__SELECTED EXTRACT__.
# # # # #

Date: Mon, 16 Apr 2007 06:27:52 -0700
Reply-To: shiling99@YAHOO.COM
Sender: "SAS(r) Discussion" <SAS-L@LISTSERV.UGA.EDU>
From: Shiling Zhang <shiling99@YAHOO.COM>
Organization: http://groups.google.com
Subject: Re: SAS Macro qn/rolling regression
In-Reply-To: <200704160826.l3FAmpD2020586@malibu.cc.uga.edu>
Content-Type: text/plain; charset="iso-8859-1"
On Apr 16, 4:26 am, abhaykaus...@HOTMAIL.COM (Abhay Kaushik) wrote:
> Hi All
> I am analyzing the performance of 1430 mutual funds. It is a time
> series and I need to estimate intercepts of this time series using a
> window of 36 observations. This means 1 to 36 regression and then
> regression on observation 2 to 37 and so on. Each fund has its
> identification number (icdi_no) and date (caldt). It is a time series
> where observations for each fund are stacked over each other and
> different fund may have different number of observations. For example
> Fund 1 has 100 monthly observations starting period lets say Jan 1990
> and end period is April 1998 and then Fund 2 observations start and it
> may have 120 observations and so on. I have dependent variable (Y) and
> explanatory variables X1, X2 and so on for each fund for each given
> date. For each ID, I need to run "rolling window" regressions, where
> the "rolling window" is 36 observations long. That is, for each
> icdi_no, I need to run a regression using observations 1 to 36, a
> regression using observations 2 to 37, a regression using observations
> 3 to 38,...., a regression using the last 36 observations available for
> that icdi_no.

# # # # #

__EXERCISE AIM__.
In the rolling regression message, explain why the regressions run on observations 1 to 36, then 2 to 37, and so on.

(Collected data entries)
# # # # #

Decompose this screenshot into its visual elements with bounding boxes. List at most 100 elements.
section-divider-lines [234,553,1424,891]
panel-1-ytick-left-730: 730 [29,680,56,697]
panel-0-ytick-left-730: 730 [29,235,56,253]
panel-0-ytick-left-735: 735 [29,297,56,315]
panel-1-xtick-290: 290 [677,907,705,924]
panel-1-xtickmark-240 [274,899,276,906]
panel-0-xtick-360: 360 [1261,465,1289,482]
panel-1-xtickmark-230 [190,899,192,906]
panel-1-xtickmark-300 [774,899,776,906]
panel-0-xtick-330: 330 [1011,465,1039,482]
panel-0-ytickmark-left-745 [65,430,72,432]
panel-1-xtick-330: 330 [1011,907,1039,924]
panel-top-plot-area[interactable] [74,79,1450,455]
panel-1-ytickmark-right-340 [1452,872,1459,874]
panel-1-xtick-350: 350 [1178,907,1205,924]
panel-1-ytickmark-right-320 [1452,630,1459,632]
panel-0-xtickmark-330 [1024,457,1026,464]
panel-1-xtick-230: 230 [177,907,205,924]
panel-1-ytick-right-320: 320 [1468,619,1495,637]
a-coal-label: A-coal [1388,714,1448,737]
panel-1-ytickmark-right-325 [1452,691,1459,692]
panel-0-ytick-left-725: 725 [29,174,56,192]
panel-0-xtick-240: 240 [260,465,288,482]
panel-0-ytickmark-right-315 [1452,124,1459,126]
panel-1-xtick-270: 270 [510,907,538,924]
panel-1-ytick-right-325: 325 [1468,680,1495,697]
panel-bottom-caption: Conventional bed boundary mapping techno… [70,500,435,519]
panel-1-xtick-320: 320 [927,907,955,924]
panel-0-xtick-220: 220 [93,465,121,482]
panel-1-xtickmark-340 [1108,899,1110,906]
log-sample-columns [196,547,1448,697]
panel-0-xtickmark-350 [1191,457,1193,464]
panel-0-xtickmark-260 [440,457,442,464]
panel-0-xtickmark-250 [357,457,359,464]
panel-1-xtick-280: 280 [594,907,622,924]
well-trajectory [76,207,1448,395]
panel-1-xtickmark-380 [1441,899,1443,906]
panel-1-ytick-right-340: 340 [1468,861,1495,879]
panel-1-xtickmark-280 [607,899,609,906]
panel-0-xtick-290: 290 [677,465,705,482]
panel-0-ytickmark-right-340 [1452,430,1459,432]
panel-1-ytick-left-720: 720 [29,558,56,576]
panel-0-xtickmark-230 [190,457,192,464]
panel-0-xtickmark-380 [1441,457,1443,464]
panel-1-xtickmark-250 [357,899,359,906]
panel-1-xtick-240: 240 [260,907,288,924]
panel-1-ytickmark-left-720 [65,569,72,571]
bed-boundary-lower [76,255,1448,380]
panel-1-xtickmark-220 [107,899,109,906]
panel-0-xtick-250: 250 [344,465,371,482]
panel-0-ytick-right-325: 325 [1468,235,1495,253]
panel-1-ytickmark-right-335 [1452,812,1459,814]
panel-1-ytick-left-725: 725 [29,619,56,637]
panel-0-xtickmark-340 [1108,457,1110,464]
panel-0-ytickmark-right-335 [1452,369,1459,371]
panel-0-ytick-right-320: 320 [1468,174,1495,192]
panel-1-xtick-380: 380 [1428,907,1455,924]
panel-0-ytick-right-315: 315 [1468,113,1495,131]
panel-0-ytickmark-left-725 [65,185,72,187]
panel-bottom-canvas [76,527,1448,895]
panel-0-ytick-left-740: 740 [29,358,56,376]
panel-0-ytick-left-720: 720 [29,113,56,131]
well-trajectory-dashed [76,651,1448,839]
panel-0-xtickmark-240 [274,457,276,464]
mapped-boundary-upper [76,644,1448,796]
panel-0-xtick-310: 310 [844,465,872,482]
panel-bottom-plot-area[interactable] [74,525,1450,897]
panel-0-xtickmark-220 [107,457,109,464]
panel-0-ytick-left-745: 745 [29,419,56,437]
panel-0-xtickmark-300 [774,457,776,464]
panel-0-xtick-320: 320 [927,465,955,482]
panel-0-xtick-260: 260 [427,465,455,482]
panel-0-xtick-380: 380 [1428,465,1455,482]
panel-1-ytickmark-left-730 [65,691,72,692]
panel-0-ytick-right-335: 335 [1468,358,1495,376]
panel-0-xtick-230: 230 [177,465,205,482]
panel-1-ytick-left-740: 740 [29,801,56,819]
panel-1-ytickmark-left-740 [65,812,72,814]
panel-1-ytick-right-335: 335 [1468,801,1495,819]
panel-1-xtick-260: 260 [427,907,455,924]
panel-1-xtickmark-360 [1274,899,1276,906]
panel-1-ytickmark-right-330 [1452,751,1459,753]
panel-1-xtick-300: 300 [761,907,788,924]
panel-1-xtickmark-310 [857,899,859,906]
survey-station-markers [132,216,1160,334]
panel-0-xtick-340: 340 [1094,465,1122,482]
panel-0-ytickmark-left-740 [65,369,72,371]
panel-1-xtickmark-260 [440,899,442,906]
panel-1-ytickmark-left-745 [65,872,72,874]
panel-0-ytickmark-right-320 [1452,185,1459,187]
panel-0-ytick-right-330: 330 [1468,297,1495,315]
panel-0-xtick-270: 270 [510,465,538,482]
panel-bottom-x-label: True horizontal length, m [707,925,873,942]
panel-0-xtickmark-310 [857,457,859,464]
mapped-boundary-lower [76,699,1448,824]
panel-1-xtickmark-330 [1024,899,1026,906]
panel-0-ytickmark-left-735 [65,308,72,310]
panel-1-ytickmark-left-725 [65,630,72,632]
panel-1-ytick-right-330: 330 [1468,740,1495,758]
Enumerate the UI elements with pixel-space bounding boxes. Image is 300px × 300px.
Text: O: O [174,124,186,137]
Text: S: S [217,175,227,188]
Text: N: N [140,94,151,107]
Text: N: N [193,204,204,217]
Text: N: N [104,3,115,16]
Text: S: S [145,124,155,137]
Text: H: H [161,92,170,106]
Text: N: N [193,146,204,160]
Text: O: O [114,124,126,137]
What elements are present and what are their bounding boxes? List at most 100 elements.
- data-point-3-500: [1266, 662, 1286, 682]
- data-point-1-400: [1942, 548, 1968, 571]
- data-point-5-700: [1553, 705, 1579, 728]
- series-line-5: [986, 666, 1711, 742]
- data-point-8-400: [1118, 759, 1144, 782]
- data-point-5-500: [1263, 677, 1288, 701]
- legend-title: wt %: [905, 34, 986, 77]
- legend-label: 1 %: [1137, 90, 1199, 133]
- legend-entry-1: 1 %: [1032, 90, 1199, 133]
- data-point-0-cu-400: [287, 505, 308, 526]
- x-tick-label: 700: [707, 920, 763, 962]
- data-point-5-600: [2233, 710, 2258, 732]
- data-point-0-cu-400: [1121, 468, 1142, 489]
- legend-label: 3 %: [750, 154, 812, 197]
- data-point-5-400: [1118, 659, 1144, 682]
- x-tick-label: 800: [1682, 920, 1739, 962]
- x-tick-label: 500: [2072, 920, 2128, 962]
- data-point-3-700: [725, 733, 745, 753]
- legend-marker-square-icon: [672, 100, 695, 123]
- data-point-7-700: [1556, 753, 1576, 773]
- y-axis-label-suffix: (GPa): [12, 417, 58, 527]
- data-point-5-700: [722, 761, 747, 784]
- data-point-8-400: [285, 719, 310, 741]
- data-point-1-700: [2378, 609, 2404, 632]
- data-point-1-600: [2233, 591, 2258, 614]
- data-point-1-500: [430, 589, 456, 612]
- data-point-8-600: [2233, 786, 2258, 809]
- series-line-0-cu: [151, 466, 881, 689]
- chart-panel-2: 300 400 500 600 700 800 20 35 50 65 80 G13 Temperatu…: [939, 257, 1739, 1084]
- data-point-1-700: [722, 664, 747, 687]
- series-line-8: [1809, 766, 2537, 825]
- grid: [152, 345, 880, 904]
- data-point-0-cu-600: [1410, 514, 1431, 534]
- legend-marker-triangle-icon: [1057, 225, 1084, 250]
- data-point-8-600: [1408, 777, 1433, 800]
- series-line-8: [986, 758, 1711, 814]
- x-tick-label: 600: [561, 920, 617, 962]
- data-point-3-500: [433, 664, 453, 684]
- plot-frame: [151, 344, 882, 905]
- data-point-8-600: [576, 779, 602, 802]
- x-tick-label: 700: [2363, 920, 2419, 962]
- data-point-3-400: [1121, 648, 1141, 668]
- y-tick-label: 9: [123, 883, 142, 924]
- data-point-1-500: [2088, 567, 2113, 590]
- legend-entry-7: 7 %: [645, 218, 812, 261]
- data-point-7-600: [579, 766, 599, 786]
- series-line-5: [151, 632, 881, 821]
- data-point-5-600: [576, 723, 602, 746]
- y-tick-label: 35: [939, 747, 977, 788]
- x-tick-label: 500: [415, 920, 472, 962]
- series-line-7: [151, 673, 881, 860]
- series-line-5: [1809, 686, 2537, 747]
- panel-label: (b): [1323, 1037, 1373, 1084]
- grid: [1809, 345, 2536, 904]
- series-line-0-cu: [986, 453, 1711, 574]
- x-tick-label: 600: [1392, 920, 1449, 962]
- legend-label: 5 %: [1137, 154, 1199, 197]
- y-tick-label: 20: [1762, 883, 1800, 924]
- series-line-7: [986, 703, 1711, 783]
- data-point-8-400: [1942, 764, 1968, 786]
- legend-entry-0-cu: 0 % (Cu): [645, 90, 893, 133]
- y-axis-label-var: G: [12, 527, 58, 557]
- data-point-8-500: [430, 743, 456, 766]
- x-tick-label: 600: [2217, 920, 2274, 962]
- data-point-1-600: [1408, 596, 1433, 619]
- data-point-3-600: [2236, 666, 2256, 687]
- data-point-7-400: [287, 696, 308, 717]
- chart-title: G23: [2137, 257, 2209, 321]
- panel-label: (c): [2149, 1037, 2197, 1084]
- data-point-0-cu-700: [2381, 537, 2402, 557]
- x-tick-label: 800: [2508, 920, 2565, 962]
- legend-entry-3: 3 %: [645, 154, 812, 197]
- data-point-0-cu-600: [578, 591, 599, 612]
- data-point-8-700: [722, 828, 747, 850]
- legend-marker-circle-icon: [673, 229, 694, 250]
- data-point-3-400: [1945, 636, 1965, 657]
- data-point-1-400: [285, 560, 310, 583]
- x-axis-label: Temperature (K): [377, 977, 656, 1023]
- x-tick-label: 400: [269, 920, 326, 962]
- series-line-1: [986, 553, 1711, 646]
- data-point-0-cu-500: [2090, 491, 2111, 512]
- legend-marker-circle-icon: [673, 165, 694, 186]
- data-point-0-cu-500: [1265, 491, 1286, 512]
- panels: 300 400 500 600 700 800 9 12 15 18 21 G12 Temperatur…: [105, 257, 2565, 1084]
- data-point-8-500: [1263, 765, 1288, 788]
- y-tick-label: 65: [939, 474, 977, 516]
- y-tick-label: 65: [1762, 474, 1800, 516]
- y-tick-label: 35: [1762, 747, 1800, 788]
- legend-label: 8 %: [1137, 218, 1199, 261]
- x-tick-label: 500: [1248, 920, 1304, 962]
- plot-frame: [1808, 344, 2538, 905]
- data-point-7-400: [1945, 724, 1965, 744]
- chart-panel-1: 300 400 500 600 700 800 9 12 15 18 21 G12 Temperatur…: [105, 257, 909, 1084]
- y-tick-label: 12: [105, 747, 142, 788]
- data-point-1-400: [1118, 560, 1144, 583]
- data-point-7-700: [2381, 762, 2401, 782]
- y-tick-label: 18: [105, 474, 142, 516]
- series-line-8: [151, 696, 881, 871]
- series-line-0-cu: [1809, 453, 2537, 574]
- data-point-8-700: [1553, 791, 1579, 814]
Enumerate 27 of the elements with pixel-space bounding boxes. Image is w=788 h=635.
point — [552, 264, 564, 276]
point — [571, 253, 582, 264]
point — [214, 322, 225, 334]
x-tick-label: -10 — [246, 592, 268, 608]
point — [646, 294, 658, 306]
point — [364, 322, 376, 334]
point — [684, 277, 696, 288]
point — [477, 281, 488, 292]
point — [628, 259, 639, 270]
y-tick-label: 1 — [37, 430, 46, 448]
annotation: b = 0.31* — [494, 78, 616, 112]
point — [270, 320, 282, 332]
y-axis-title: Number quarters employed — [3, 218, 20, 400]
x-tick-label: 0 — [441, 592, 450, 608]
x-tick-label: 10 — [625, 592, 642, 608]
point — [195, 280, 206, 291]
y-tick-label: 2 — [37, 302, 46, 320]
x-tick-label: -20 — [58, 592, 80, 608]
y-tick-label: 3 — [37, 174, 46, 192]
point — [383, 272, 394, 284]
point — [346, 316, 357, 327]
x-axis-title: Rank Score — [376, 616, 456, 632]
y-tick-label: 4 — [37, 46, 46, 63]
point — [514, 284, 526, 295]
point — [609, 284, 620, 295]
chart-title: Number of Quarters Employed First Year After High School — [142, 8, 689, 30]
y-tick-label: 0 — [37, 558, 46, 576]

# # # # #

__SOLUTION TO THE PROBLEM__.
The intercepts are estimated with a "rolling window" 36 observations long, so each regression uses 36 consecutive observations and the window moves forward by one each time. This continues separately for each icdi_no until the last regression uses the final 36 observations available for that fund.